### Work required:
Gather each line containing the string "Федерации" from these entries.

### Input for this task:
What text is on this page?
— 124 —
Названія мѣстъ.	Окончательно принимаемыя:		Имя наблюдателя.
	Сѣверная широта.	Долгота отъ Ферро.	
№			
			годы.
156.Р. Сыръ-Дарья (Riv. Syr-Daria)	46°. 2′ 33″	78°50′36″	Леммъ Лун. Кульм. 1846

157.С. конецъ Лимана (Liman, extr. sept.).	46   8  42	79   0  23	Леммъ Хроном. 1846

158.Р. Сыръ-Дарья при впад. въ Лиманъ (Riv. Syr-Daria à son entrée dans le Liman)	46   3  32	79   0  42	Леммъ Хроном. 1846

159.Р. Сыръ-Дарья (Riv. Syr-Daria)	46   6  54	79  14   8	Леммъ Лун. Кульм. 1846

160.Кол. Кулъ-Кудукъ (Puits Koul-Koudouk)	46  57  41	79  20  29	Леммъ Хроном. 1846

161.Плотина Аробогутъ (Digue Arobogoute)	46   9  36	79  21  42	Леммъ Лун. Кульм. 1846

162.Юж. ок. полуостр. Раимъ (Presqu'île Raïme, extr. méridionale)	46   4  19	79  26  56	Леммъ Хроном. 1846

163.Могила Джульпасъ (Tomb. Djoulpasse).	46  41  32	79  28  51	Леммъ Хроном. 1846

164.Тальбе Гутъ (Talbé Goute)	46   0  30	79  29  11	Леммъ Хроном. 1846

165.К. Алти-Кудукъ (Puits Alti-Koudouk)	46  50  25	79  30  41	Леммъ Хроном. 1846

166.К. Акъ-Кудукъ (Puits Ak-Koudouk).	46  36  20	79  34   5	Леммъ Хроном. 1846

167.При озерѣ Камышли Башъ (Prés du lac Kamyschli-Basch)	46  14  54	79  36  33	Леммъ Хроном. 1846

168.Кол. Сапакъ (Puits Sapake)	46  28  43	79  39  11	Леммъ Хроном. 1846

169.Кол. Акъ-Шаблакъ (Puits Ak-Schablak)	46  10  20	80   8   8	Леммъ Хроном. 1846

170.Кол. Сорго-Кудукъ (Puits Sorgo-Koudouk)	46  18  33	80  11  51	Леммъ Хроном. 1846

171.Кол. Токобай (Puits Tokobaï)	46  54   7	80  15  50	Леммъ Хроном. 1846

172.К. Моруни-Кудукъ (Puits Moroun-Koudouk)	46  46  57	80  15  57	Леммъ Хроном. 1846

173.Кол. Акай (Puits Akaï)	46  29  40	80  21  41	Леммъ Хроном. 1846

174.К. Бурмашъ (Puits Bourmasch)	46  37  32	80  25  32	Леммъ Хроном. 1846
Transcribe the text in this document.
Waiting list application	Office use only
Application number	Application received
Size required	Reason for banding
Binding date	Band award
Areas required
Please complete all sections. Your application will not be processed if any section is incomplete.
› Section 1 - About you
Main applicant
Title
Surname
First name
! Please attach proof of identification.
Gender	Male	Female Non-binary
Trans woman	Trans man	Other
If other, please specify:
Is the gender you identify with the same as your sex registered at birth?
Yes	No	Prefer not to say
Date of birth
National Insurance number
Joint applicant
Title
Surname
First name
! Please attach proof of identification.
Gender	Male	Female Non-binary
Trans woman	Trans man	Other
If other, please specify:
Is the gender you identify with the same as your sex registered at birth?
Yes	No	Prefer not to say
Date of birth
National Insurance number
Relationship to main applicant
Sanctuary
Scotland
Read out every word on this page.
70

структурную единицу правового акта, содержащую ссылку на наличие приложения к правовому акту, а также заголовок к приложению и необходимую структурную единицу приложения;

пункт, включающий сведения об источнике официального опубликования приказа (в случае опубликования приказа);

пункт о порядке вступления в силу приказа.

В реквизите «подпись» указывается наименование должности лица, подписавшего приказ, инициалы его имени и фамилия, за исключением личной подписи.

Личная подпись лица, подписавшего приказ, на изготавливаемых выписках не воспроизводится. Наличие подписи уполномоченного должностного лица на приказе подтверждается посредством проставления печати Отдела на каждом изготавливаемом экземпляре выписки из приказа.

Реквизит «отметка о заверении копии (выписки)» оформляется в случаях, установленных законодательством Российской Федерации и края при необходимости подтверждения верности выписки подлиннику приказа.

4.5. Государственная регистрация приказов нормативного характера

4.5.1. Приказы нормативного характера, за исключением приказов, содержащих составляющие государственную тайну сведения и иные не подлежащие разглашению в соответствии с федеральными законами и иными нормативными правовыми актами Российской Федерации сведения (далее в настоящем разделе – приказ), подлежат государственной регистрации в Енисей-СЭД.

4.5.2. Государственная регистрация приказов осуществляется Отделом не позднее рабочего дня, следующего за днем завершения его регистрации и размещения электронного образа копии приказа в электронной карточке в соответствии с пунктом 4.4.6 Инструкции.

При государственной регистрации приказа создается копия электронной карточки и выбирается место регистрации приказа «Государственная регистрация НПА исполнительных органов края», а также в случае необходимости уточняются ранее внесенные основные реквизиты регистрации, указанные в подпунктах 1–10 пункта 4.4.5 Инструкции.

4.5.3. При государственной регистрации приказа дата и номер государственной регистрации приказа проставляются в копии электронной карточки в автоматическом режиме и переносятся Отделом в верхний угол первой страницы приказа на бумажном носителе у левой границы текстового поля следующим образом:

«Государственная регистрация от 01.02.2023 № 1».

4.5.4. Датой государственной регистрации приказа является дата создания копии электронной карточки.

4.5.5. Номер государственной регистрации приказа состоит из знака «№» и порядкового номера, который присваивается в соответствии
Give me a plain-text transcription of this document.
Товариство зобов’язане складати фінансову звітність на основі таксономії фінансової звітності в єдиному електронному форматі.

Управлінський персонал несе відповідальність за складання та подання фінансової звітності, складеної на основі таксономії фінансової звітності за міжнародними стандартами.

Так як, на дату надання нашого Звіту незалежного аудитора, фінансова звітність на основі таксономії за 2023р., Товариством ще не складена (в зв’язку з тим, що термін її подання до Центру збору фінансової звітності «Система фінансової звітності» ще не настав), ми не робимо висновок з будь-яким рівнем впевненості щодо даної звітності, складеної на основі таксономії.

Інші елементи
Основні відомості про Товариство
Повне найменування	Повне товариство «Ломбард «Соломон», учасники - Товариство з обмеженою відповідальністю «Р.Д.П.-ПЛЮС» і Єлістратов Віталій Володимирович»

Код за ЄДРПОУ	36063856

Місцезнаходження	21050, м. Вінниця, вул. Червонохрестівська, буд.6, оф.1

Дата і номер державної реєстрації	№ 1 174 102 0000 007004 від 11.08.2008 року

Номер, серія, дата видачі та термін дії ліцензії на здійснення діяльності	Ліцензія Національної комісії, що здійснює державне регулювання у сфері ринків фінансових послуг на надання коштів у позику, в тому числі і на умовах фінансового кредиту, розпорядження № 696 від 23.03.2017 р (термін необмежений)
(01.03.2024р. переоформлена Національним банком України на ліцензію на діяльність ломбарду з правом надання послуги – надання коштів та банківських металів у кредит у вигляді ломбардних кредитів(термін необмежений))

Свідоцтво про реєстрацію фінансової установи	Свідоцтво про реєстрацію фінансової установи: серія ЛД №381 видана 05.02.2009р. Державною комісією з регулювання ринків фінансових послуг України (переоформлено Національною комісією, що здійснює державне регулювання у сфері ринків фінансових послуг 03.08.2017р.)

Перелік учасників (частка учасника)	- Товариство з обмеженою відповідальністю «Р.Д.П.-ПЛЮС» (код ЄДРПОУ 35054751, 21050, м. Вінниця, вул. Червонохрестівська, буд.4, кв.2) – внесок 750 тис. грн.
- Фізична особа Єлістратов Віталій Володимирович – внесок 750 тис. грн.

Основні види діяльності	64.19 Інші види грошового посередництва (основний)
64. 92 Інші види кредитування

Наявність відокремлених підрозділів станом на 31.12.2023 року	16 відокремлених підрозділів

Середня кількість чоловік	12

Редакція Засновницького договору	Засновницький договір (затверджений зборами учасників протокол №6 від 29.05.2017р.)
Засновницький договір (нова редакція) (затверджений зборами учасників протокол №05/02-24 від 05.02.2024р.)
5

### Exercise solution:
Реквизит «отметка о заверении копии (выписки)» оформляется в случаях, установленных законодательством Российской Федерации и края при необходимости подтверждения верности выписки подлиннику приказа.
4.5.1. Приказы нормативного характера, за исключением приказов, содержащих составляющие государственную тайну сведения и иные не подлежащие разглашению в соответствии с федеральными законами и иными нормативными правовыми актами Российской Федерации сведения (далее в настоящем разделе – приказ), подлежат государственной регистрации в Енисей-СЭД.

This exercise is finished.